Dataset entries
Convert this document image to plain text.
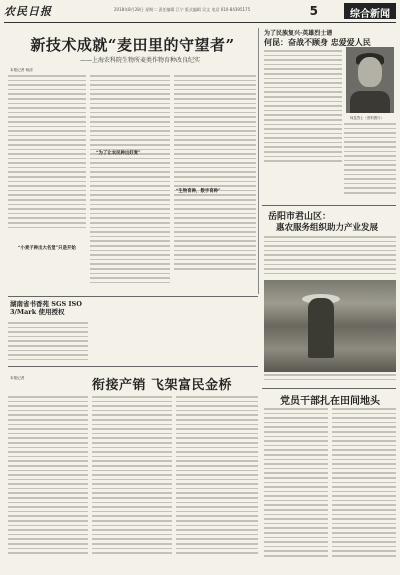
农民日报	2018年8月28日 星期二 责任编辑 江宁 版式编辑 吴文 电话 010-84395175	5	综合新闻
新技术成就“麦田里的守望者”
——上海农科院生物所麦类作物育种改良纪实
本报记者 杨清
“小麦子种出大名堂”只是开始
“生物育种，数字育种”
“为了让农民种出好麦”
湖南省书香苑 SGS ISO 3/Mark 使用授权
为了民族复兴·英雄烈士谱
何昆：奋战不顾身 忠爱爱人民
何昆烈士（资料图片）
岳阳市君山区：
惠农服务组织助力产业发展
本报记者	衔接产销 飞架富民金桥
党员干部扎在田间地头
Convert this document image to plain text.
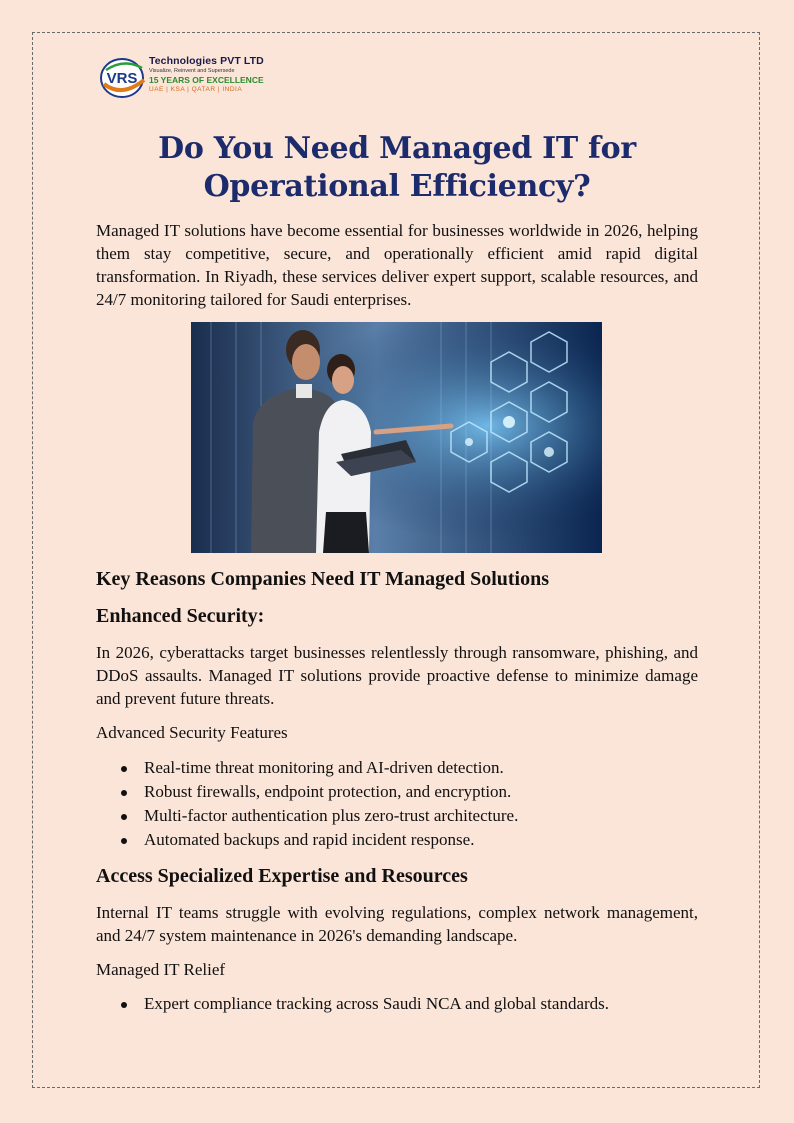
VRS
Technologies PVT LTD
Visualize, Reinvent and Supersede
15 YEARS OF EXCELLENCE
UAE | KSA | QATAR | INDIA
Do You Need Managed IT for Operational Efficiency?

Managed IT solutions have become essential for businesses worldwide in 2026, helping them stay competitive, secure, and operationally efficient amid rapid digital transformation. In Riyadh, these services deliver expert support, scalable resources, and 24/7 monitoring tailored for Saudi enterprises.

Key Reasons Companies Need IT Managed Solutions
Enhanced Security:

In 2026, cyberattacks target businesses relentlessly through ransomware, phishing, and DDoS assaults. Managed IT solutions provide proactive defense to minimize damage and prevent future threats.

Advanced Security Features

Real-time threat monitoring and AI-driven detection.
Robust firewalls, endpoint protection, and encryption.
Multi-factor authentication plus zero-trust architecture.
Automated backups and rapid incident response.
Access Specialized Expertise and Resources

Internal IT teams struggle with evolving regulations, complex network management, and 24/7 system maintenance in 2026's demanding landscape.

Managed IT Relief

Expert compliance tracking across Saudi NCA and global standards.
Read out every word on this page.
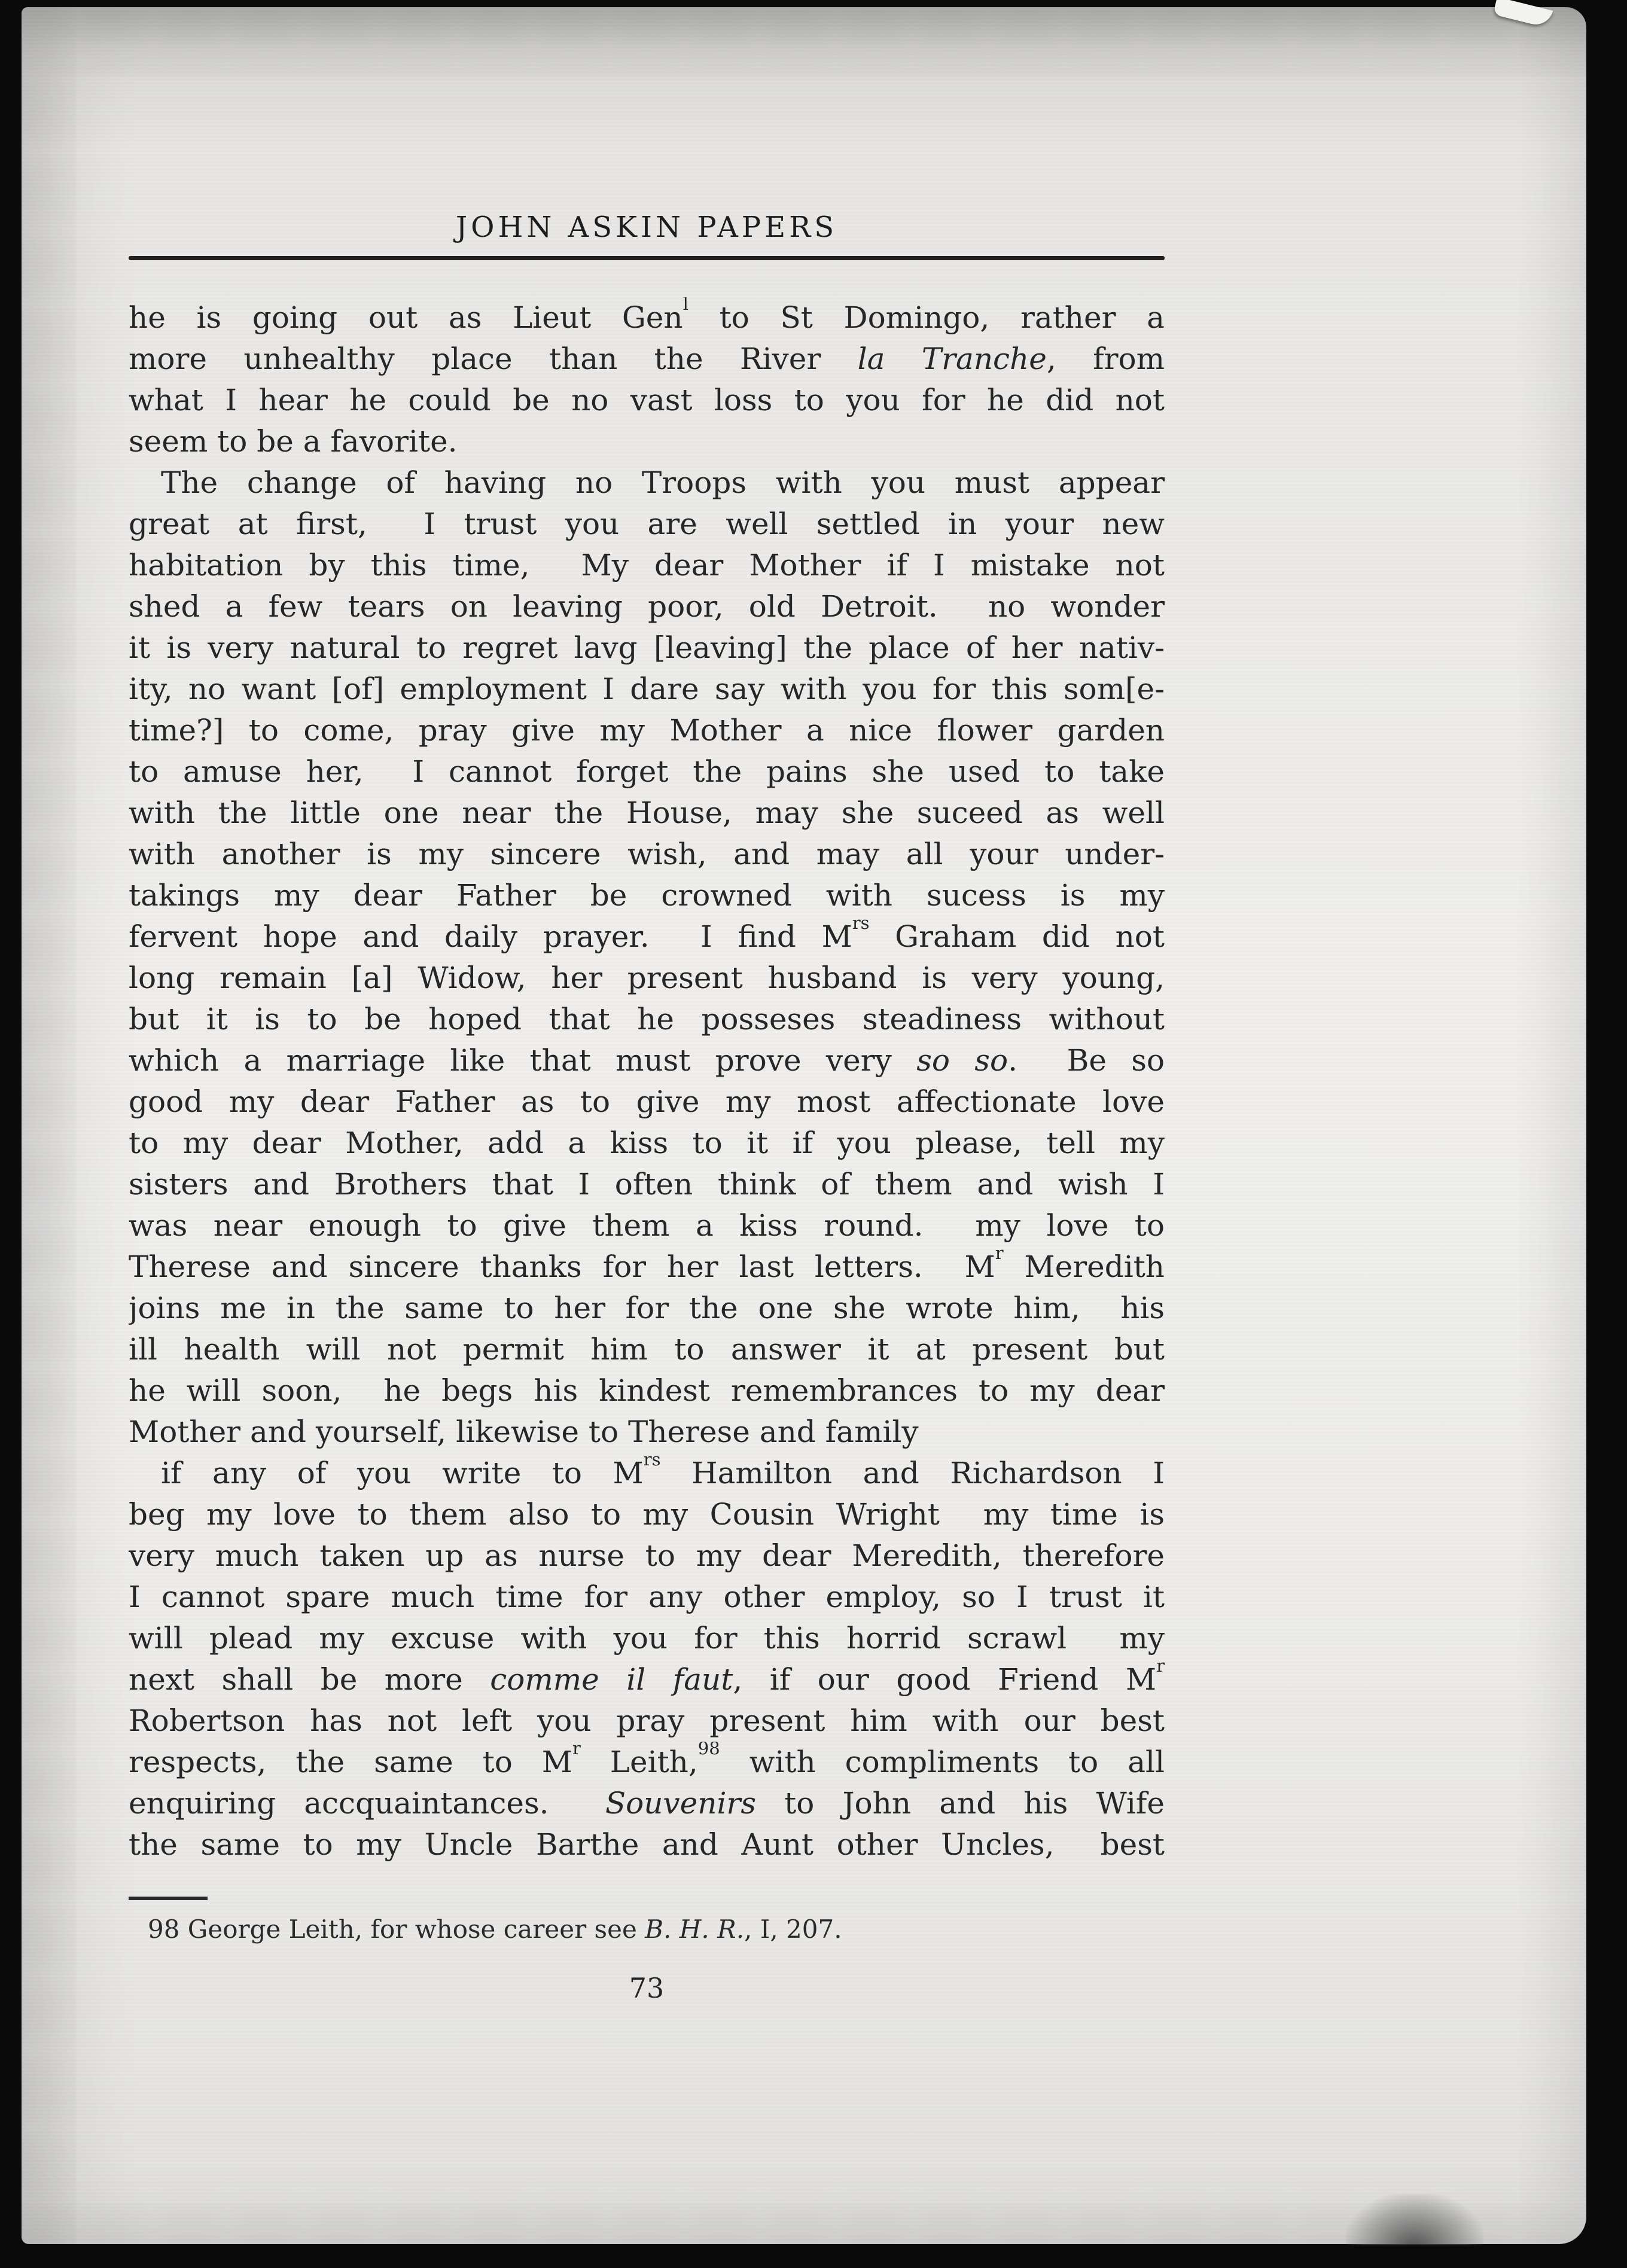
JOHN ASKIN PAPERS
he is going out as Lieut Gen$^l$ to St Domingo, rather a
more unhealthy place than the River la Tranche, from
what I hear he could be no vast loss to you for he did not
seem to be a favorite.
The change of having no Troops with you must appear
great at first,  I trust you are well settled in your new
habitation by this time,  My dear Mother if I mistake not
shed a few tears on leaving poor, old Detroit.  no wonder
it is very natural to regret lavg [leaving] the place of her nativ-
ity, no want [of] employment I dare say with you for this som[e-
time?] to come, pray give my Mother a nice flower garden
to amuse her,  I cannot forget the pains she used to take
with the little one near the House, may she suceed as well
with another is my sincere wish, and may all your under-
takings my dear Father be crowned with sucess is my
fervent hope and daily prayer.  I find $M^{rs}$ Graham did not
long remain [a] Widow, her present husband is very young,
but it is to be hoped that he posseses steadiness without
which a marriage like that must prove very so so.  Be so
good my dear Father as to give my most affectionate love
to my dear Mother, add a kiss to it if you please, tell my
sisters and Brothers that I often think of them and wish I
was near enough to give them a kiss round.  my love to
Therese and sincere thanks for her last letters.  $M^r$ Meredith
joins me in the same to her for the one she wrote him,  his
ill health will not permit him to answer it at present but
he will soon,  he begs his kindest remembrances to my dear
Mother and yourself, likewise to Therese and family
if any of you write to $M^{rs}$ Hamilton and Richardson I
beg my love to them also to my Cousin Wright  my time is
very much taken up as nurse to my dear Meredith, therefore
I cannot spare much time for any other employ, so I trust it
will plead my excuse with you for this horrid scrawl  my
next shall be more comme il faut, if our good Friend $M^r$
Robertson has not left you pray present him with our best
respects, the same to $M^r$ Leith,$^{98}$ with compliments to all
enquiring accquaintances.  Souvenirs to John and his Wife
the same to my Uncle Barthe and Aunt other Uncles,  best
98 George Leith, for whose career see B. H. R., I, 207.
73
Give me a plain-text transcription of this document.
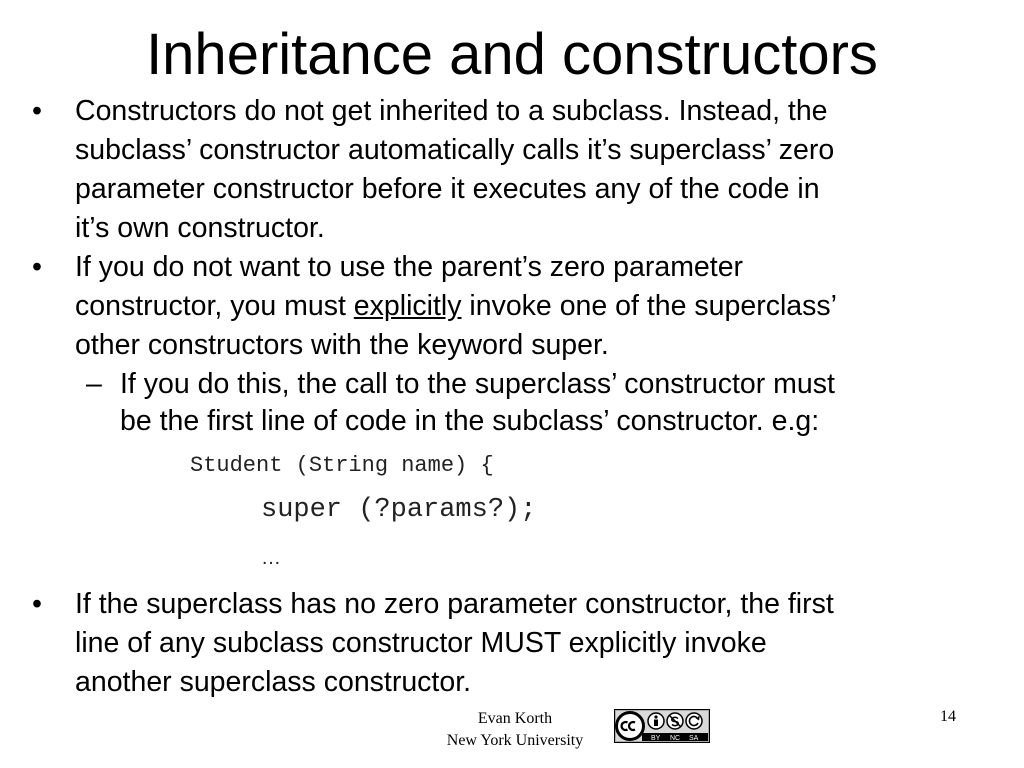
Inheritance and constructors
• Constructors do not get inherited to a subclass. Instead, the
subclass’ constructor automatically calls it’s superclass’ zero
parameter constructor before it executes any of the code in
it’s own constructor.
• If you do not want to use the parent’s zero parameter
constructor, you must explicitly invoke one of the superclass’
other constructors with the keyword super.
– If you do this, the call to the superclass’ constructor must
be the first line of code in the subclass’ constructor. e.g:
Student (String name) {
super (?params?);
…
• If the superclass has no zero parameter constructor, the first
line of any subclass constructor MUST explicitly invoke
another superclass constructor.
Evan Korth
New York University	BY NC SA
14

Exercise: Exactly as written, return every line of the listing, but not the pictures.

The answer:
Convert this document image to plain text.
农民日报	2018年8月28日 星期二 责任编辑 江宁 版式编辑 吴文 电话 010-84395175	5	综合新闻
新技术成就“麦田里的守望者”
——上海农科院生物所麦类作物育种改良纪实
本报记者 杨清
“小麦子种出大名堂”只是开始
“生物育种，数字育种”
“为了让农民种出好麦”
湖南省书香苑 SGS ISO 3/Mark 使用授权
为了民族复兴·英雄烈士谱
何昆：奋战不顾身 忠爱爱人民
何昆烈士（资料图片）
岳阳市君山区：
惠农服务组织助力产业发展
本报记者	衔接产销 飞架富民金桥
党员干部扎在田间地头
Convert this document image to plain text.
VRS
Technologies PVT LTD
Visualize, Reinvent and Supersede
15 YEARS OF EXCELLENCE
UAE | KSA | QATAR | INDIA
Do You Need Managed IT for Operational Efficiency?

Managed IT solutions have become essential for businesses worldwide in 2026, helping them stay competitive, secure, and operationally efficient amid rapid digital transformation. In Riyadh, these services deliver expert support, scalable resources, and 24/7 monitoring tailored for Saudi enterprises.

Key Reasons Companies Need IT Managed Solutions
Enhanced Security:

In 2026, cyberattacks target businesses relentlessly through ransomware, phishing, and DDoS assaults. Managed IT solutions provide proactive defense to minimize damage and prevent future threats.

Advanced Security Features

Real-time threat monitoring and AI-driven detection.
Robust firewalls, endpoint protection, and encryption.
Multi-factor authentication plus zero-trust architecture.
Automated backups and rapid incident response.
Access Specialized Expertise and Resources

Internal IT teams struggle with evolving regulations, complex network management, and 24/7 system maintenance in 2026's demanding landscape.

Managed IT Relief

Expert compliance tracking across Saudi NCA and global standards.
Read out every word on this page.
JOHN ASKIN PAPERS
he is going out as Lieut Gen$^l$ to St Domingo, rather a
more unhealthy place than the River la Tranche, from
what I hear he could be no vast loss to you for he did not
seem to be a favorite.
The change of having no Troops with you must appear
great at first,  I trust you are well settled in your new
habitation by this time,  My dear Mother if I mistake not
shed a few tears on leaving poor, old Detroit.  no wonder
it is very natural to regret lavg [leaving] the place of her nativ-
ity, no want [of] employment I dare say with you for this som[e-
time?] to come, pray give my Mother a nice flower garden
to amuse her,  I cannot forget the pains she used to take
with the little one near the House, may she suceed as well
with another is my sincere wish, and may all your under-
takings my dear Father be crowned with sucess is my
fervent hope and daily prayer.  I find $M^{rs}$ Graham did not
long remain [a] Widow, her present husband is very young,
but it is to be hoped that he posseses steadiness without
which a marriage like that must prove very so so.  Be so
good my dear Father as to give my most affectionate love
to my dear Mother, add a kiss to it if you please, tell my
sisters and Brothers that I often think of them and wish I
was near enough to give them a kiss round.  my love to
Therese and sincere thanks for her last letters.  $M^r$ Meredith
joins me in the same to her for the one she wrote him,  his
ill health will not permit him to answer it at present but
he will soon,  he begs his kindest remembrances to my dear
Mother and yourself, likewise to Therese and family
if any of you write to $M^{rs}$ Hamilton and Richardson I
beg my love to them also to my Cousin Wright  my time is
very much taken up as nurse to my dear Meredith, therefore
I cannot spare much time for any other employ, so I trust it
will plead my excuse with you for this horrid scrawl  my
next shall be more comme il faut, if our good Friend $M^r$
Robertson has not left you pray present him with our best
respects, the same to $M^r$ Leith,$^{98}$ with compliments to all
enquiring accquaintances.  Souvenirs to John and his Wife
the same to my Uncle Barthe and Aunt other Uncles,  best
98 George Leith, for whose career see B. H. R., I, 207.
73
Give me a plain-text transcription of this document.
Inheritance and constructors
• Constructors do not get inherited to a subclass. Instead, the
subclass’ constructor automatically calls it’s superclass’ zero
parameter constructor before it executes any of the code in
it’s own constructor.
• If you do not want to use the parent’s zero parameter
constructor, you must explicitly invoke one of the superclass’
other constructors with the keyword super.
– If you do this, the call to the superclass’ constructor must
be the first line of code in the subclass’ constructor. e.g:
Student (String name) {
super (?params?);
…
• If the superclass has no zero parameter constructor, the first
line of any subclass constructor MUST explicitly invoke
another superclass constructor.
Evan Korth
New York University	BY NC SA
14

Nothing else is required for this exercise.